* Task statement: Return the records word for word. Any pictures in them are not part of the copy.

-- Begin Supplied data --

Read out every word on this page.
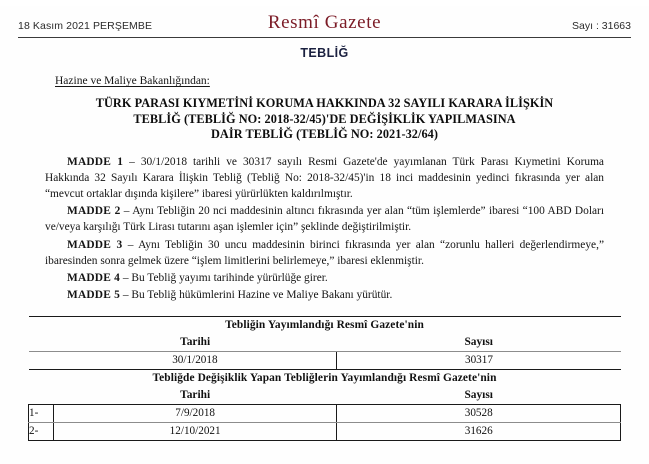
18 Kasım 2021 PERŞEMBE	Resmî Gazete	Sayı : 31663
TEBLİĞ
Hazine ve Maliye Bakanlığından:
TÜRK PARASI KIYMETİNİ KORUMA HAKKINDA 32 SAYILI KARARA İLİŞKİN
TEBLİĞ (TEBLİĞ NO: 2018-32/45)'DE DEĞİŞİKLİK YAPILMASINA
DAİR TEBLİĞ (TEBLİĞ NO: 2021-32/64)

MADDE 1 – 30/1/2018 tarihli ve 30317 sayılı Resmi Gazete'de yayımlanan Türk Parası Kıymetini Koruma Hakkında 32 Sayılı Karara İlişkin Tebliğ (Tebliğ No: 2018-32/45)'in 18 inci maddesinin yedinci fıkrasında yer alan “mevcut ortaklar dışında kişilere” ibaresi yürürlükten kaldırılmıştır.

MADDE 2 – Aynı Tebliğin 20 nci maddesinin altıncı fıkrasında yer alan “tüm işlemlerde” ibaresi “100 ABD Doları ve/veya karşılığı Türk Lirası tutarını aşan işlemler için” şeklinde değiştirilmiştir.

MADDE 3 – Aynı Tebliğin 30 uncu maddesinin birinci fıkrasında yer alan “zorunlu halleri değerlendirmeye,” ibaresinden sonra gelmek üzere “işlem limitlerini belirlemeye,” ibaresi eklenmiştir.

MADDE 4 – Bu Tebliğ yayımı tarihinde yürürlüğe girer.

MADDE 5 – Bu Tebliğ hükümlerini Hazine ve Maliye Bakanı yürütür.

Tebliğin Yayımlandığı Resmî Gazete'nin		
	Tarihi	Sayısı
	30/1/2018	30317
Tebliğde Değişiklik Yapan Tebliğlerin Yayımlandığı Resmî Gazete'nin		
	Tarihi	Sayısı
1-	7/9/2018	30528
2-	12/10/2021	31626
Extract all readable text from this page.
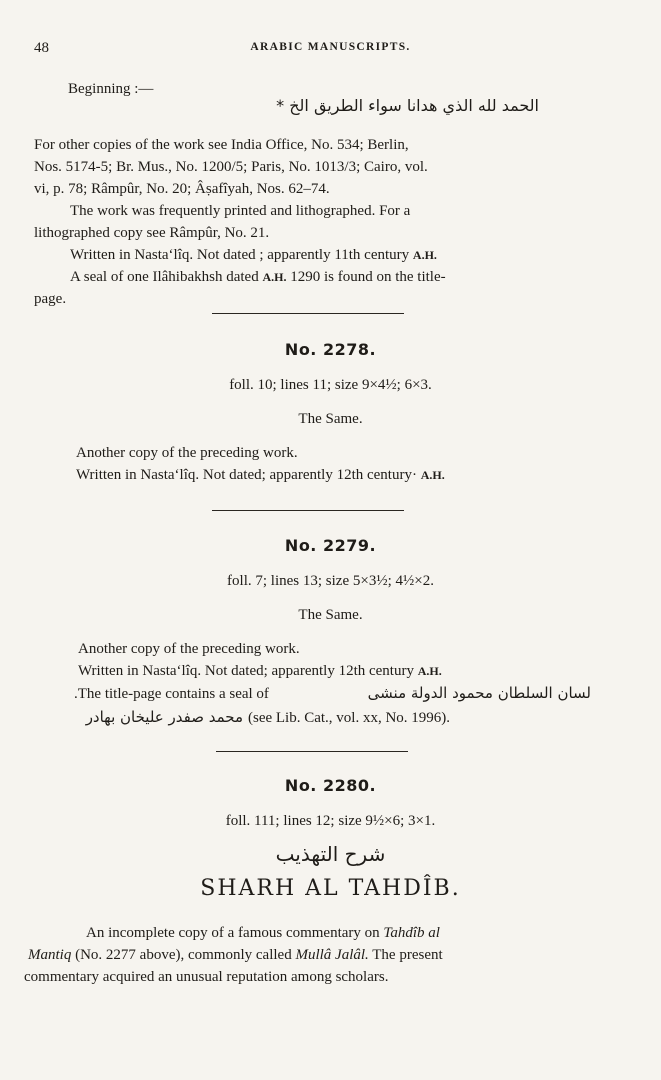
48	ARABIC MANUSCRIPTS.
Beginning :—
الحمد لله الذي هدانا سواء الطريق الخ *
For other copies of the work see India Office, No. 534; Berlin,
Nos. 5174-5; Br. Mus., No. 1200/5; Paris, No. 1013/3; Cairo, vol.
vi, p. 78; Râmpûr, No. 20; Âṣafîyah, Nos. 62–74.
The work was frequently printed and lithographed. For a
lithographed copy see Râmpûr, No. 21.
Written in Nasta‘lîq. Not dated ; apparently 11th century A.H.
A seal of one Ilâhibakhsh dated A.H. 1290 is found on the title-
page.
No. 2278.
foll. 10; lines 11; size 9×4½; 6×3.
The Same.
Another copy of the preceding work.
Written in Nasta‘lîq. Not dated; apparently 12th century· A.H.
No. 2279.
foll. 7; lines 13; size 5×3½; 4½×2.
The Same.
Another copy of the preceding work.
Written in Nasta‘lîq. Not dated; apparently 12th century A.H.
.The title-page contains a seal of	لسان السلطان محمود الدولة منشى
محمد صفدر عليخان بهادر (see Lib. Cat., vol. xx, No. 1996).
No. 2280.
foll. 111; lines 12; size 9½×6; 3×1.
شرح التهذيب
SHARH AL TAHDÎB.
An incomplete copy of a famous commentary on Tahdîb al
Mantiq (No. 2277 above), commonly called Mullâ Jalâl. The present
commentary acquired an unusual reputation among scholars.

-- End Supplied data --

* Written reply:
Read out every word on this page.
18 Kasım 2021 PERŞEMBE	Resmî Gazete	Sayı : 31663
TEBLİĞ
Hazine ve Maliye Bakanlığından:
TÜRK PARASI KIYMETİNİ KORUMA HAKKINDA 32 SAYILI KARARA İLİŞKİN
TEBLİĞ (TEBLİĞ NO: 2018-32/45)'DE DEĞİŞİKLİK YAPILMASINA
DAİR TEBLİĞ (TEBLİĞ NO: 2021-32/64)

MADDE 1 – 30/1/2018 tarihli ve 30317 sayılı Resmi Gazete'de yayımlanan Türk Parası Kıymetini Koruma Hakkında 32 Sayılı Karara İlişkin Tebliğ (Tebliğ No: 2018-32/45)'in 18 inci maddesinin yedinci fıkrasında yer alan “mevcut ortaklar dışında kişilere” ibaresi yürürlükten kaldırılmıştır.

MADDE 2 – Aynı Tebliğin 20 nci maddesinin altıncı fıkrasında yer alan “tüm işlemlerde” ibaresi “100 ABD Doları ve/veya karşılığı Türk Lirası tutarını aşan işlemler için” şeklinde değiştirilmiştir.

MADDE 3 – Aynı Tebliğin 30 uncu maddesinin birinci fıkrasında yer alan “zorunlu halleri değerlendirmeye,” ibaresinden sonra gelmek üzere “işlem limitlerini belirlemeye,” ibaresi eklenmiştir.

MADDE 4 – Bu Tebliğ yayımı tarihinde yürürlüğe girer.

MADDE 5 – Bu Tebliğ hükümlerini Hazine ve Maliye Bakanı yürütür.

Tebliğin Yayımlandığı Resmî Gazete'nin		
	Tarihi	Sayısı
	30/1/2018	30317
Tebliğde Değişiklik Yapan Tebliğlerin Yayımlandığı Resmî Gazete'nin		
	Tarihi	Sayısı
1-	7/9/2018	30528
2-	12/10/2021	31626
Extract all readable text from this page.
48	ARABIC MANUSCRIPTS.
Beginning :—
الحمد لله الذي هدانا سواء الطريق الخ *
For other copies of the work see India Office, No. 534; Berlin,
Nos. 5174-5; Br. Mus., No. 1200/5; Paris, No. 1013/3; Cairo, vol.
vi, p. 78; Râmpûr, No. 20; Âṣafîyah, Nos. 62–74.
The work was frequently printed and lithographed. For a
lithographed copy see Râmpûr, No. 21.
Written in Nasta‘lîq. Not dated ; apparently 11th century A.H.
A seal of one Ilâhibakhsh dated A.H. 1290 is found on the title-
page.
No. 2278.
foll. 10; lines 11; size 9×4½; 6×3.
The Same.
Another copy of the preceding work.
Written in Nasta‘lîq. Not dated; apparently 12th century· A.H.
No. 2279.
foll. 7; lines 13; size 5×3½; 4½×2.
The Same.
Another copy of the preceding work.
Written in Nasta‘lîq. Not dated; apparently 12th century A.H.
.The title-page contains a seal of	لسان السلطان محمود الدولة منشى
محمد صفدر عليخان بهادر (see Lib. Cat., vol. xx, No. 1996).
No. 2280.
foll. 111; lines 12; size 9½×6; 3×1.
شرح التهذيب
SHARH AL TAHDÎB.
An incomplete copy of a famous commentary on Tahdîb al
Mantiq (No. 2277 above), commonly called Mullâ Jalâl. The present
commentary acquired an unusual reputation among scholars.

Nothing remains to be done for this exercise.